Bloque de texto =>
Volver a leer el artículo de Guelbenzu, recordar la intención con la que Victor Seix, Carlos Barral y Juan Petit crearon el premio y comprobar en lo que el galardón se ha convertido generan muchas ganar de llorar y también de, agotadas las lágrimas, mandar a tomar por culo a más de uno y a más una. Se quejan últimamente muchos editores de que ya no se compran tantos libros como antes. Si uno se enamora perdidamente de una mujer y pasados los años se entera de que esa señora se dedica a vender su cuerpo en todas las esquinas de la ciudad y que lo hace lo mismo por cuatro duros que por un trozo de pan duro, lo más normal, por muy enganchado que estuviera, es que deje, con el tiempo, de soñar con ella, caiga en el cinismo y termine satisfaciendo sus necesidad de amor con otra persona que por lo menos no le mienta.
Por su interés y por su actualidad reproducimos a continuación –con su permiso, don José Mª- el artículo de 2008 de José María Guelbenzu:
Memoria y futuro de un galardón
El escritor novel que en los setenta aspiraba a reconocimiento en el mundo de la verdadera literatura tenía al Premio Biblioteca Breve como la meta soñada. Eran los años en los que un grupo de autores primerizos se consagraban (Luis Goytisolo, García Hortelano, Caballero Bonald…) y provocaban una mezcla de admiración y envidia que llegó a su cenit cuando lo obtuvo Mario Vargas Llosa y dio lugar al nacimiento del boom latinoamericano. En 1967 concursé al premio con esa audacia que sólo da la juventud. Ese año lo obtuvo Carlos Fuentes, y el mero hecho de ser finalista me hizo sentirme como el joven Perceval llegando a Camelot. Ahí arrancó una carrera literaria más o menos azarosa y entusiasta con la que hoy cumplo 40 años de oficio dentro de un premio que cumple los 50. Un premio mítico y único. Mítico, porque la lista de premiados lo eleva a esa altura. Único, porque sigue poseyendo el prestigio de la alta literatura. Hay una diferencia importante, sin embargo, entre el de aquellos setenta, al mando de Carlos Barral, el que le siguió siendo Joan Ferraté director de Seix Barral y el que se reanuda, más de 20 años después, y llega hasta hoy. El premio comenzó dando a conocer autores hasta entonces casi inéditos o consagrando a autores aún faltos de ese último empujón. En esos años gloriosos desfilan autores que cimentaron para siempre su prestigio, hasta el año en que lo gana Juan Benet. Y aún continuó descubriendo autores (González León, J. Leyva…) hasta su primera desaparición. En 1999, un casi desconocido y notable Jorge Volpi encabeza la nueva serie de ganadores y toma la antorcha de la tradición, pero los tiempos han cambiado. Ya no se lleva descubrir escritores, sino lanzar consagrados; sin embargo, el Breve, salvo alguna excepción, ha seguido intentando descubrir autores y correr riesgos.

Enunciado =>
Indica quién obtuvo el Premio Biblioteca Breve en 1967 según el texto sobre ese galardón.

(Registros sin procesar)
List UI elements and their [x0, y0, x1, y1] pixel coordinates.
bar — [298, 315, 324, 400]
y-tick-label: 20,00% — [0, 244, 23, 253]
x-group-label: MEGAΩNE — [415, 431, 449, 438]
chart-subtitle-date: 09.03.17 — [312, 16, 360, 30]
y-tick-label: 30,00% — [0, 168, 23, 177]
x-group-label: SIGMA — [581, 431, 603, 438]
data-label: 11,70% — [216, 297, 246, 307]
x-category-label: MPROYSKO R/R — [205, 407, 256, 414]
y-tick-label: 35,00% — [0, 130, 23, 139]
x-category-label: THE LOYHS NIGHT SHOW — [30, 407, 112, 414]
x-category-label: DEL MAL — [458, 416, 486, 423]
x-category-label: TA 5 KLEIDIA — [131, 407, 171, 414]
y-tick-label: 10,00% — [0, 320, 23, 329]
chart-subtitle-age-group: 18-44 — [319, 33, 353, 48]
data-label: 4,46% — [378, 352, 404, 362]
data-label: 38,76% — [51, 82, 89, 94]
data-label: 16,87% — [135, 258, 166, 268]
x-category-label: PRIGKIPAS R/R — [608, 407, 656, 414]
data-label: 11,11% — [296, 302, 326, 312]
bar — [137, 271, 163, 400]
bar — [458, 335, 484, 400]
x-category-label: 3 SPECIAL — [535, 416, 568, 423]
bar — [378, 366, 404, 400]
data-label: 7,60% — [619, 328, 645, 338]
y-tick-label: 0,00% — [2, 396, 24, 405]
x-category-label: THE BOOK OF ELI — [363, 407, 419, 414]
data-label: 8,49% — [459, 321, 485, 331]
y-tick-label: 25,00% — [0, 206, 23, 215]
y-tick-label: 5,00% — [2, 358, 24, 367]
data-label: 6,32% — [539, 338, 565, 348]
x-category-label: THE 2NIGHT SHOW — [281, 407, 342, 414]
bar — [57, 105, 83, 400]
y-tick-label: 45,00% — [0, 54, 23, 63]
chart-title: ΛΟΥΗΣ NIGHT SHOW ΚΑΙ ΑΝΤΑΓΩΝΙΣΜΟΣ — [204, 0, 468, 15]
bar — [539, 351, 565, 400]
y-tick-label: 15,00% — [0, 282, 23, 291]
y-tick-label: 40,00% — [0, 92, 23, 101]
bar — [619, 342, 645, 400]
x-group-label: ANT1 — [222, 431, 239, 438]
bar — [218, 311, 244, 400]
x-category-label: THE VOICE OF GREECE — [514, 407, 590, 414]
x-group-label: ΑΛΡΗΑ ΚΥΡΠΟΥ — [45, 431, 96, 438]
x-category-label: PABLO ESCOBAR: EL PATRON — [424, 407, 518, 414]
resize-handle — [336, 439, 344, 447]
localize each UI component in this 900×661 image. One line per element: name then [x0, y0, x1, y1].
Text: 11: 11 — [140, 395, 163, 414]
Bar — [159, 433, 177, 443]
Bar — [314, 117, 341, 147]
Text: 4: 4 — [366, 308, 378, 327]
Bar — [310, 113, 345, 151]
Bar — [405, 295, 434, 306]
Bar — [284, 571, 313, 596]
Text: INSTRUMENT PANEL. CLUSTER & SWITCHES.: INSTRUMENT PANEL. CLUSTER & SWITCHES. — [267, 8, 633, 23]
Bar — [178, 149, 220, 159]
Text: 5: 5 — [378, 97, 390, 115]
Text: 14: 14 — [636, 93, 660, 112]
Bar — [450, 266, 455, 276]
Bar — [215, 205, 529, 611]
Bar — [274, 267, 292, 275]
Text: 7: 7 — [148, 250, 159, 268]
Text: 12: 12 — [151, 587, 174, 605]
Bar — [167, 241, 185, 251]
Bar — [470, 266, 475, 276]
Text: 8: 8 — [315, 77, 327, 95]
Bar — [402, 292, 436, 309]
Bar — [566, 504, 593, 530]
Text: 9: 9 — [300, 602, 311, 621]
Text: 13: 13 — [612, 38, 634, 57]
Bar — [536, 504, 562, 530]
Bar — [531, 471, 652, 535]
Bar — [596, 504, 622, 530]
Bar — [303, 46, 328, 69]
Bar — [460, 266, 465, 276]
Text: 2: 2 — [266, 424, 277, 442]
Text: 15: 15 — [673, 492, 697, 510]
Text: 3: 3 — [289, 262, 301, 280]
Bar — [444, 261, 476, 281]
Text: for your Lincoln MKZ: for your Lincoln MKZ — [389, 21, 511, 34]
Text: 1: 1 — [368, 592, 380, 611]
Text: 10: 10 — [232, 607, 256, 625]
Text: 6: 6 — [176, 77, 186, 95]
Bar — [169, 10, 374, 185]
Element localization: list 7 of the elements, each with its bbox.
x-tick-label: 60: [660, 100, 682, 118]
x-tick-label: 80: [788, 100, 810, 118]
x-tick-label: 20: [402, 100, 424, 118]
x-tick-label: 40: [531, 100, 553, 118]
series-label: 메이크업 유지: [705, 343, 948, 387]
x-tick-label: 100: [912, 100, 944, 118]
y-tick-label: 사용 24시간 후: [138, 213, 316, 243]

Respuesta escrita =>
Lo obtuvo Carlos Fuentes.